Extract each line holding the word "name" from the entries.

***** Provided records *****

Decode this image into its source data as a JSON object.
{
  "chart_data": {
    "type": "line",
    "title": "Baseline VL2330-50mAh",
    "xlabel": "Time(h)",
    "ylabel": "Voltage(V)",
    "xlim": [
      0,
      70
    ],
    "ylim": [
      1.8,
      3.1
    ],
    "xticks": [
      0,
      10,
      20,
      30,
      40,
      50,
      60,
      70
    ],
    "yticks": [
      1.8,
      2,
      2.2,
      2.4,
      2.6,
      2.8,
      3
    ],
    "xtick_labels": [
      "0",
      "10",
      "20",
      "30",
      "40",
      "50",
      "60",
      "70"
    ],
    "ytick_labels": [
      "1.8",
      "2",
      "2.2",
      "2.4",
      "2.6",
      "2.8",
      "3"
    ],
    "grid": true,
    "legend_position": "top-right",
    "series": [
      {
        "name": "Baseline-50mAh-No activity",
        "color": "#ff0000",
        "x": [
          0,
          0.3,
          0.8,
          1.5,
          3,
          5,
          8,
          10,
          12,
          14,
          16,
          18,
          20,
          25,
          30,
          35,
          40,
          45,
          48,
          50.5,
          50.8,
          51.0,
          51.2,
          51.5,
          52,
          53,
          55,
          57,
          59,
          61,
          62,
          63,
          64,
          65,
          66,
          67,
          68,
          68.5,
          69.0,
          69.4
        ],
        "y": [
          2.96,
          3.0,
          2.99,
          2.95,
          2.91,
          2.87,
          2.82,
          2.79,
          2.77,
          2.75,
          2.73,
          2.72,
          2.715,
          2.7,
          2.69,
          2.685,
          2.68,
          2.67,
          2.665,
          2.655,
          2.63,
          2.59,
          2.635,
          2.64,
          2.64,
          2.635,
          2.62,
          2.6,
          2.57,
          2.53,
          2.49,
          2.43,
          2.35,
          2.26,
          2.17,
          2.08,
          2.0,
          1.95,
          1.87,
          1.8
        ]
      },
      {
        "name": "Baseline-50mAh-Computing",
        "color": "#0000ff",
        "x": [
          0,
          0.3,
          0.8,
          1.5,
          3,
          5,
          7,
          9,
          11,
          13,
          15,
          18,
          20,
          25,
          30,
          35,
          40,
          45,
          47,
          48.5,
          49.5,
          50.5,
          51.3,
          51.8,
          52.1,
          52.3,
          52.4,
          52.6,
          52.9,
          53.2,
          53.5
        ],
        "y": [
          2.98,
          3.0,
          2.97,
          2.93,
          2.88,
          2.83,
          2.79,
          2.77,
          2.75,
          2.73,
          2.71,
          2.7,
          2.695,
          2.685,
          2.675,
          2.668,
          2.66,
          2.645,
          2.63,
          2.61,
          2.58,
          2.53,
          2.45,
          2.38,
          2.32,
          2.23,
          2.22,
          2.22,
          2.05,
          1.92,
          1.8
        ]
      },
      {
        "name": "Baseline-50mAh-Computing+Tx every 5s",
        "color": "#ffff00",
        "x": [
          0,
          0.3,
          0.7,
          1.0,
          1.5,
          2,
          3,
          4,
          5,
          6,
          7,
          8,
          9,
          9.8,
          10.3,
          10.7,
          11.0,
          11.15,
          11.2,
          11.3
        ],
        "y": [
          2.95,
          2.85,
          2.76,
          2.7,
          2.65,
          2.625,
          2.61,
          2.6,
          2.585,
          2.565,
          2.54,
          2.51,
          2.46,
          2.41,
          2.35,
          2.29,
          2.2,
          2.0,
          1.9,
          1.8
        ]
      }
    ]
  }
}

*****
***** Provided records *****

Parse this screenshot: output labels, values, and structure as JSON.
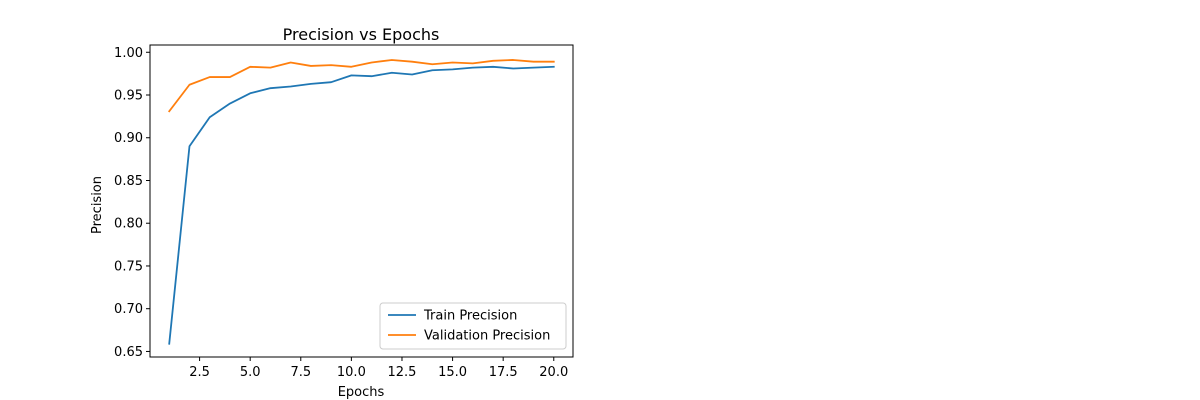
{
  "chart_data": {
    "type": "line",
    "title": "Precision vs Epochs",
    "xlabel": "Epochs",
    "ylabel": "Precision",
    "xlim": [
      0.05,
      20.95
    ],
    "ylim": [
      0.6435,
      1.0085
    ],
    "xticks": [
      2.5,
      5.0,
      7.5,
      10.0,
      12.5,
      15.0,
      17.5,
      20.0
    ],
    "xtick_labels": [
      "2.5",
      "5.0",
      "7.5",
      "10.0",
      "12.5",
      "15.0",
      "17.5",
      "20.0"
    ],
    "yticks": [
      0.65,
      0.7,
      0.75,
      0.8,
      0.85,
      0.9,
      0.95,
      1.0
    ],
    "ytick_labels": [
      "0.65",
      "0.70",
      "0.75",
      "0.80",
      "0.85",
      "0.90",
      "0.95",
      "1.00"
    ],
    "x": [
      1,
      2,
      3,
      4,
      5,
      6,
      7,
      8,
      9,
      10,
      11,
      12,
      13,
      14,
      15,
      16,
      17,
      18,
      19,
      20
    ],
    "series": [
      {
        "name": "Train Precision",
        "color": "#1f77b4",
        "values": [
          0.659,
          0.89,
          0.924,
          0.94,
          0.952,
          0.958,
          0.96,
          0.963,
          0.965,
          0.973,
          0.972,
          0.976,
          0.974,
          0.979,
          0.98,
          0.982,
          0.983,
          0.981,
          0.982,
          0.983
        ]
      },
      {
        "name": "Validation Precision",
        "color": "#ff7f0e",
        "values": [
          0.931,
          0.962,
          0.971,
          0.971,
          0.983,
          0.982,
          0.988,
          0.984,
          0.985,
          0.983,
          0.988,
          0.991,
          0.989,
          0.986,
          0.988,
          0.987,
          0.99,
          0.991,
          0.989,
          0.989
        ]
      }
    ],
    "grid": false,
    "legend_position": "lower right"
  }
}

*****

**Expected answer:**
        "name": "Baseline-50mAh-No activity",
        "name": "Baseline-50mAh-Computing",
        "name": "Baseline-50mAh-Computing+Tx every 5s",
        "name": "Train Precision",
        "name": "Validation Precision",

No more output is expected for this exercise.